### Task objective:
Please recast every line of the entries below as a Markdown table with the columns No. and Entry, numbering the rows and leaving out blank lines and pictures.

### Extracted entries:
START

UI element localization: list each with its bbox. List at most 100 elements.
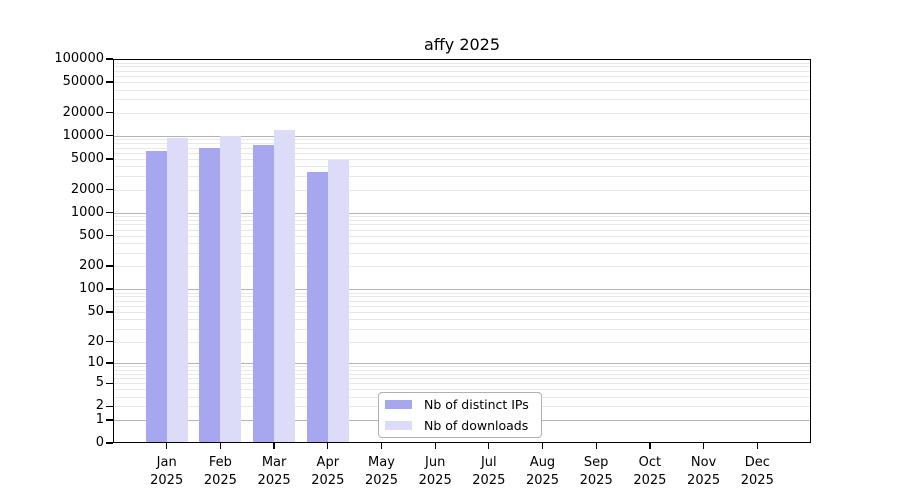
y-tick-label: 10000: [62, 127, 104, 143]
x-tick-mark: [327, 443, 329, 449]
x-tick-label: Feb 2025: [180, 454, 260, 490]
gridline-minor: [113, 328, 811, 330]
gridline-minor: [113, 383, 811, 385]
bar-ips-feb: [199, 147, 221, 443]
gridline-minor: [113, 243, 811, 245]
gridline-minor: [113, 369, 811, 371]
x-tick-label-month: Feb: [208, 455, 232, 470]
y-tick-mark: [106, 211, 113, 214]
gridline-major: [113, 212, 811, 214]
x-tick-label-year: 2025: [418, 473, 452, 488]
x-tick-mark: [595, 443, 597, 449]
gridline-minor: [113, 305, 811, 307]
y-tick-label: 2000: [70, 181, 104, 197]
gridline-minor: [113, 175, 811, 177]
gridline-minor: [113, 216, 811, 218]
x-tick-mark: [488, 443, 490, 449]
gridline-minor: [113, 373, 811, 375]
gridline-minor: [113, 311, 811, 313]
x-tick-label-month: Jan: [156, 455, 177, 470]
y-tick-label: 20: [87, 333, 104, 349]
x-tick-label-month: Dec: [744, 455, 770, 470]
x-tick-label-year: 2025: [525, 473, 560, 488]
x-tick-label: Oct 2025: [610, 454, 690, 490]
legend-label-ips: Nb of distinct IPs: [424, 397, 529, 412]
gridline-minor: [113, 366, 811, 368]
y-tick-label: 100000: [54, 51, 104, 66]
x-tick-label-month: Jun: [425, 455, 446, 470]
x-tick-label: Jul 2025: [449, 454, 529, 490]
gridline-minor: [113, 341, 811, 343]
y-tick-label: 200: [79, 258, 104, 274]
gridline-minor: [113, 300, 811, 302]
gridline-minor: [113, 266, 811, 268]
bar-downloads-feb: [220, 135, 242, 443]
gridline-minor: [113, 229, 811, 231]
y-tick-label: 500: [79, 227, 104, 243]
x-tick-label-year: 2025: [364, 473, 399, 488]
gridline-minor: [113, 99, 811, 101]
gridline-minor: [113, 189, 811, 191]
gridline-minor: [113, 152, 811, 154]
x-tick-label-year: 2025: [472, 473, 506, 488]
x-tick-label: Jan 2025: [127, 454, 207, 490]
gridline-minor: [113, 378, 811, 380]
y-tick-label: 10: [87, 355, 104, 370]
x-tick-label: Nov 2025: [664, 454, 744, 490]
x-tick-mark: [166, 443, 168, 449]
legend-item-distinct-ips: Nb of distinct IPs: [385, 396, 541, 414]
x-tick-label-month: Mar: [261, 455, 287, 470]
gridline-minor: [113, 89, 811, 91]
legend-label-downloads: Nb of downloads: [424, 418, 529, 433]
gridline-major: [113, 135, 811, 137]
plot-area: [113, 59, 811, 443]
y-tick-mark: [106, 58, 113, 60]
gridline-minor: [113, 296, 811, 298]
bar-downloads-jan: [166, 138, 188, 443]
x-tick-label: May 2025: [342, 454, 422, 490]
y-tick-label: 100: [79, 281, 104, 297]
y-tick-label: 2: [95, 398, 104, 414]
chart-title: affy 2025: [423, 35, 501, 54]
y-tick-mark: [106, 235, 113, 237]
y-tick-label: 50: [87, 303, 104, 319]
y-tick-label: 50000: [62, 74, 104, 90]
bar-ips-mar: [253, 144, 275, 443]
y-tick-mark: [106, 188, 113, 191]
x-tick-label: Apr 2025: [288, 454, 368, 490]
y-tick-mark: [106, 340, 113, 343]
gridline-minor: [113, 147, 811, 149]
x-tick-label-month: Nov: [690, 455, 717, 470]
bar-downloads-apr: [327, 160, 349, 443]
gridline-minor: [113, 235, 811, 237]
x-tick-mark: [541, 443, 544, 449]
y-tick-mark: [106, 288, 113, 290]
y-tick-mark: [106, 405, 113, 408]
y-tick-mark: [106, 135, 113, 137]
gridline-minor: [113, 252, 811, 254]
x-tick-label-month: Oct: [638, 455, 662, 470]
y-tick-label: 20000: [62, 104, 104, 120]
gridline-minor: [113, 139, 811, 141]
y-tick-mark: [106, 112, 113, 114]
x-tick-label-month: Jul: [480, 455, 497, 470]
x-tick-label-year: 2025: [203, 473, 237, 488]
y-tick-mark: [106, 442, 113, 444]
legend-swatch-downloads: [385, 421, 412, 430]
y-tick-mark: [106, 265, 113, 267]
legend: Nb of distinct IPs Nb of downloads: [378, 392, 542, 438]
bar-downloads-mar: [274, 129, 296, 443]
y-tick-mark: [106, 311, 113, 313]
x-tick-label: Jun 2025: [395, 454, 475, 490]
gridline-minor: [113, 76, 811, 77]
y-tick-label: 5: [95, 375, 104, 391]
x-tick-label-year: 2025: [311, 473, 345, 488]
x-tick-mark: [649, 443, 651, 449]
y-tick-label: 5000: [70, 150, 104, 166]
x-tick-label-month: Aug: [529, 455, 556, 470]
bar-ips-jan: [145, 150, 167, 443]
x-tick-mark: [273, 443, 275, 449]
gridline-minor: [113, 70, 811, 72]
gridline-minor: [113, 389, 811, 391]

END

### Exercise output:
| No. | Entry |
|---|---|
| 1 | UI element localization: list each with its bbox. List at most 100 elements. |
| 2 | y-tick-label: 10000: [62, 127, 104, 143] |
| 3 | x-tick-mark: [327, 443, 329, 449] |
| 4 | x-tick-label: Feb 2025: [180, 454, 260, 490] |
| 5 | gridline-minor: [113, 328, 811, 330] |
| 6 | gridline-minor: [113, 383, 811, 385] |
| 7 | bar-ips-feb: [199, 147, 221, 443] |
| 8 | gridline-minor: [113, 243, 811, 245] |
| 9 | gridline-minor: [113, 369, 811, 371] |
| 10 | x-tick-label-month: Feb: [208, 455, 232, 470] |
| 11 | y-tick-mark: [106, 211, 113, 214] |
| 12 | gridline-major: [113, 212, 811, 214] |
| 13 | x-tick-label-year: 2025: [418, 473, 452, 488] |
| 14 | x-tick-mark: [595, 443, 597, 449] |
| 15 | gridline-minor: [113, 305, 811, 307] |
| 16 | y-tick-label: 2000: [70, 181, 104, 197] |
| 17 | gridline-minor: [113, 175, 811, 177] |
| 18 | gridline-minor: [113, 216, 811, 218] |
| 19 | x-tick-mark: [488, 443, 490, 449] |
| 20 | gridline-minor: [113, 373, 811, 375] |
| 21 | gridline-minor: [113, 311, 811, 313] |
| 22 | x-tick-label-month: Jan: [156, 455, 177, 470] |
| 23 | y-tick-label: 20: [87, 333, 104, 349] |
| 24 | x-tick-label-month: Dec: [744, 455, 770, 470] |
| 25 | x-tick-label-year: 2025: [525, 473, 560, 488] |
| 26 | x-tick-label: Oct 2025: [610, 454, 690, 490] |
| 27 | legend-label-ips: Nb of distinct IPs: [424, 397, 529, 412] |
| 28 | gridline-minor: [113, 366, 811, 368] |
| 29 | y-tick-label: 100000: [54, 51, 104, 66] |
| 30 | x-tick-label-month: Jun: [425, 455, 446, 470] |
| 31 | x-tick-label: Jul 2025: [449, 454, 529, 490] |
| 32 | gridline-minor: [113, 341, 811, 343] |
| 33 | y-tick-label: 200: [79, 258, 104, 274] |
| 34 | gridline-minor: [113, 300, 811, 302] |
| 35 | gridline-minor: [113, 266, 811, 268] |
| 36 | bar-downloads-feb: [220, 135, 242, 443] |
| 37 | gridline-minor: [113, 229, 811, 231] |
| 38 | y-tick-label: 500: [79, 227, 104, 243] |
| 39 | x-tick-label-year: 2025: [364, 473, 399, 488] |
| 40 | gridline-minor: [113, 99, 811, 101] |
| 41 | gridline-minor: [113, 189, 811, 191] |
| 42 | gridline-minor: [113, 152, 811, 154] |
| 43 | x-tick-label-year: 2025: [472, 473, 506, 488] |
| 44 | x-tick-label: Jan 2025: [127, 454, 207, 490] |
| 45 | gridline-minor: [113, 378, 811, 380] |
| 46 | y-tick-label: 10: [87, 355, 104, 370] |
| 47 | x-tick-label: Nov 2025: [664, 454, 744, 490] |
| 48 | x-tick-mark: [166, 443, 168, 449] |
| 49 | legend-item-distinct-ips: Nb of distinct IPs: [385, 396, 541, 414] |
| 50 | x-tick-label-month: Mar: [261, 455, 287, 470] |
| 51 | gridline-minor: [113, 89, 811, 91] |
| 52 | legend-label-downloads: Nb of downloads: [424, 418, 529, 433] |
| 53 | gridline-major: [113, 135, 811, 137] |
| 54 | plot-area: [113, 59, 811, 443] |
| 55 | y-tick-mark: [106, 58, 113, 60] |
| 56 | gridline-minor: [113, 296, 811, 298] |
| 57 | bar-downloads-jan: [166, 138, 188, 443] |
| 58 | x-tick-label: May 2025: [342, 454, 422, 490] |
| 59 | y-tick-label: 100: [79, 281, 104, 297] |
| 60 | y-tick-label: 2: [95, 398, 104, 414] |
| 61 | chart-title: affy 2025: [423, 35, 501, 54] |
| 62 | y-tick-mark: [106, 235, 113, 237] |
| 63 | y-tick-label: 50: [87, 303, 104, 319] |
| 64 | y-tick-label: 50000: [62, 74, 104, 90] |
| 65 | bar-ips-mar: [253, 144, 275, 443] |
| 66 | y-tick-mark: [106, 188, 113, 191] |
| 67 | x-tick-label: Apr 2025: [288, 454, 368, 490] |
| 68 | y-tick-mark: [106, 340, 113, 343] |
| 69 | gridline-minor: [113, 147, 811, 149] |
| 70 | x-tick-label-month: Nov: [690, 455, 717, 470] |
| 71 | bar-downloads-apr: [327, 160, 349, 443] |
| 72 | gridline-minor: [113, 235, 811, 237] |
| 73 | x-tick-mark: [541, 443, 544, 449] |
| 74 | y-tick-mark: [106, 288, 113, 290] |
| 75 | y-tick-mark: [106, 405, 113, 408] |
| 76 | y-tick-mark: [106, 135, 113, 137] |
| 77 | gridline-minor: [113, 252, 811, 254] |
| 78 | x-tick-label-month: Oct: [638, 455, 662, 470] |
| 79 | y-tick-label: 20000: [62, 104, 104, 120] |
| 80 | gridline-minor: [113, 139, 811, 141] |
| 81 | y-tick-mark: [106, 112, 113, 114] |
| 82 | x-tick-label-month: Jul: [480, 455, 497, 470] |
| 83 | x-tick-label-year: 2025: [203, 473, 237, 488] |
| 84 | y-tick-mark: [106, 442, 113, 444] |
| 85 | legend-swatch-downloads: [385, 421, 412, 430] |
| 86 | y-tick-mark: [106, 265, 113, 267] |
| 87 | legend: Nb of distinct IPs Nb of downloads: [378, 392, 542, 438] |
| 88 | bar-downloads-mar: [274, 129, 296, 443] |
| 89 | y-tick-mark: [106, 311, 113, 313] |
| 90 | x-tick-label: Jun 2025: [395, 454, 475, 490] |
| 91 | gridline-minor: [113, 76, 811, 77] |
| 92 | y-tick-label: 5: [95, 375, 104, 391] |
| 93 | x-tick-label-year: 2025: [311, 473, 345, 488] |
| 94 | x-tick-mark: [649, 443, 651, 449] |
| 95 | y-tick-label: 5000: [70, 150, 104, 166] |
| 96 | x-tick-label-month: Aug: [529, 455, 556, 470] |
| 97 | bar-ips-jan: [145, 150, 167, 443] |
| 98 | x-tick-mark: [273, 443, 275, 449] |
| 99 | gridline-minor: [113, 70, 811, 72] |
| 100 | gridline-minor: [113, 389, 811, 391] |